Provided records.
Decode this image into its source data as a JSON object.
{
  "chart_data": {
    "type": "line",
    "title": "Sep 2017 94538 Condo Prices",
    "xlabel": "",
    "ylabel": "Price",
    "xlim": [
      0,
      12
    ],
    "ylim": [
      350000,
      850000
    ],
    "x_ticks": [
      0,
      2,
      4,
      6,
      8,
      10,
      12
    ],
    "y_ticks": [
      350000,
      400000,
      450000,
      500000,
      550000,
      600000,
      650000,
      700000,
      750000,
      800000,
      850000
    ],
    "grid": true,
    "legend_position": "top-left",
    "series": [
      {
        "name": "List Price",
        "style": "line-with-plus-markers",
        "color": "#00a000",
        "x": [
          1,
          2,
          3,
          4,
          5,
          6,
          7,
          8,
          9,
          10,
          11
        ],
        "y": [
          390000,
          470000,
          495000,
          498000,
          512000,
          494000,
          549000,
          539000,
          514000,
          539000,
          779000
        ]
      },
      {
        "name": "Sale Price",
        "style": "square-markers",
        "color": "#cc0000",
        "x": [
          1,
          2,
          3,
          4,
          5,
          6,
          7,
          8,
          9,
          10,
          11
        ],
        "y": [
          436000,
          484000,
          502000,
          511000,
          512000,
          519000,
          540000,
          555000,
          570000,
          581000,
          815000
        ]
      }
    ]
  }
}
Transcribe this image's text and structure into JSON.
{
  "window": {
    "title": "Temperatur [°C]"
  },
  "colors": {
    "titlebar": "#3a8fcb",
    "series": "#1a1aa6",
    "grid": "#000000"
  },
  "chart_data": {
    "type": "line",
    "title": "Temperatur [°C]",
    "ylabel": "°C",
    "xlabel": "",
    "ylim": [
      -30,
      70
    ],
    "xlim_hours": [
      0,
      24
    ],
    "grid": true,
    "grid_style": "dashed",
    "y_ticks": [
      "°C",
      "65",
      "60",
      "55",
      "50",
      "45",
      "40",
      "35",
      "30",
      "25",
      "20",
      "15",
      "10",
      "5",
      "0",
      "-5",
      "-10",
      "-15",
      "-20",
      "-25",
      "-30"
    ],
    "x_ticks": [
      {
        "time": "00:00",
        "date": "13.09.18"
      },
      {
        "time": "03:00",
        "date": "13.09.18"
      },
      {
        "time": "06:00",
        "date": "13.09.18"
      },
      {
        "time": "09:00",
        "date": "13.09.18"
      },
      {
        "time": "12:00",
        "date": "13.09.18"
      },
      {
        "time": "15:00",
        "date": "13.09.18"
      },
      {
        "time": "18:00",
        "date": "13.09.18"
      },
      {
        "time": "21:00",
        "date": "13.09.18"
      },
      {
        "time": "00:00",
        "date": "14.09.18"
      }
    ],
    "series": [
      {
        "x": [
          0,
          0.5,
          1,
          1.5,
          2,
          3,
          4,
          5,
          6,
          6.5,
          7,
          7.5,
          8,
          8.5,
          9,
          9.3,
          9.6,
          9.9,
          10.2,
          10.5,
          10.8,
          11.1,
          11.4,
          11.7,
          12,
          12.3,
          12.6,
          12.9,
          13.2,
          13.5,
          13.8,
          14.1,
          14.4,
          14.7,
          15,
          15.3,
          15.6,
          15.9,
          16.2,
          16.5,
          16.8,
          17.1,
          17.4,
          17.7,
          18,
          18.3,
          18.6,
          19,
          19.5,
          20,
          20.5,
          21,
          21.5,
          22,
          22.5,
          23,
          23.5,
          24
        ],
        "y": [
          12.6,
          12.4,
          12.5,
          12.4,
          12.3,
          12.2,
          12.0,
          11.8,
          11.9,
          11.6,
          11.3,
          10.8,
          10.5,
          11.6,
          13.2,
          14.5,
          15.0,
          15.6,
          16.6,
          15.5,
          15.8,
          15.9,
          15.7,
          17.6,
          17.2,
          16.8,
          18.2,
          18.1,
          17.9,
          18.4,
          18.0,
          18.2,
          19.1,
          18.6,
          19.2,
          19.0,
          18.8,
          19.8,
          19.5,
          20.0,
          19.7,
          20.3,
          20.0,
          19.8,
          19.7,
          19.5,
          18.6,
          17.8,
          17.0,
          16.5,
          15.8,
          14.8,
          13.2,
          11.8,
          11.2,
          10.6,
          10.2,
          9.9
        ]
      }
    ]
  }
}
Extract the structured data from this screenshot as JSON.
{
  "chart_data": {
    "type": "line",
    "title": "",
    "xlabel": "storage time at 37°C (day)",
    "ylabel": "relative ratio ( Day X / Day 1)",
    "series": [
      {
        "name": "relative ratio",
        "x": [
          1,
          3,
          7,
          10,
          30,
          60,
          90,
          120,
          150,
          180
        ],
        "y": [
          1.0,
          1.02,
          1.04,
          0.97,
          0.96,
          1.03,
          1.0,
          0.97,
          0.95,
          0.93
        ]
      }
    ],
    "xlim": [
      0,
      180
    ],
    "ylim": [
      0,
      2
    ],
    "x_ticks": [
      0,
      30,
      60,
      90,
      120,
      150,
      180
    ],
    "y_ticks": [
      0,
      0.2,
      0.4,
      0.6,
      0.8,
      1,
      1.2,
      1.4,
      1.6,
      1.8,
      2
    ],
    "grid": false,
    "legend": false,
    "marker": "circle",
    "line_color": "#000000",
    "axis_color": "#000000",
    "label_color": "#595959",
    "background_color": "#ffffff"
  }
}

The task. Every line that holds the string "image" should be returned.

Reply to the exercise.
Decode this image into its source data as a JSON object.
Transcribe this image's text and structure into JSON.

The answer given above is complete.